Exercise prompt:
What follows is a listing; restate every line of it word for word.

--- begin Provided records ---

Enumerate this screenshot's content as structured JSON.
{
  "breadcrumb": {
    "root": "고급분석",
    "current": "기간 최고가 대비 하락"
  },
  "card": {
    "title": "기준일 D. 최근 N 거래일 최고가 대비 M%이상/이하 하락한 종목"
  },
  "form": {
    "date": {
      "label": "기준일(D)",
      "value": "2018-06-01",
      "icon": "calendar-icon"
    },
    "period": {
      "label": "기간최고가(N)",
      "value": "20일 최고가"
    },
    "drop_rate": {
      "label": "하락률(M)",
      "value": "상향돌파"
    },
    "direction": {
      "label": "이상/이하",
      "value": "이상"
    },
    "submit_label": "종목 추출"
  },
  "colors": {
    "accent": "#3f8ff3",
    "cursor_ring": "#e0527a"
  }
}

--- end Provided records ---

Complete response:
Enumerate this screenshot's content as structured JSON.
{
  "breadcrumb": {
    "root": "고급분석",
    "current": "기간 최고가 대비 하락"
  },
  "card": {
    "title": "기준일 D. 최근 N 거래일 최고가 대비 M%이상/이하 하락한 종목"
  },
  "form": {
    "date": {
      "label": "기준일(D)",
      "value": "2018-06-01",
      "icon": "calendar-icon"
    },
    "period": {
      "label": "기간최고가(N)",
      "value": "20일 최고가"
    },
    "drop_rate": {
      "label": "하락률(M)",
      "value": "상향돌파"
    },
    "direction": {
      "label": "이상/이하",
      "value": "이상"
    },
    "submit_label": "종목 추출"
  },
  "colors": {
    "accent": "#3f8ff3",
    "cursor_ring": "#e0527a"
  }
}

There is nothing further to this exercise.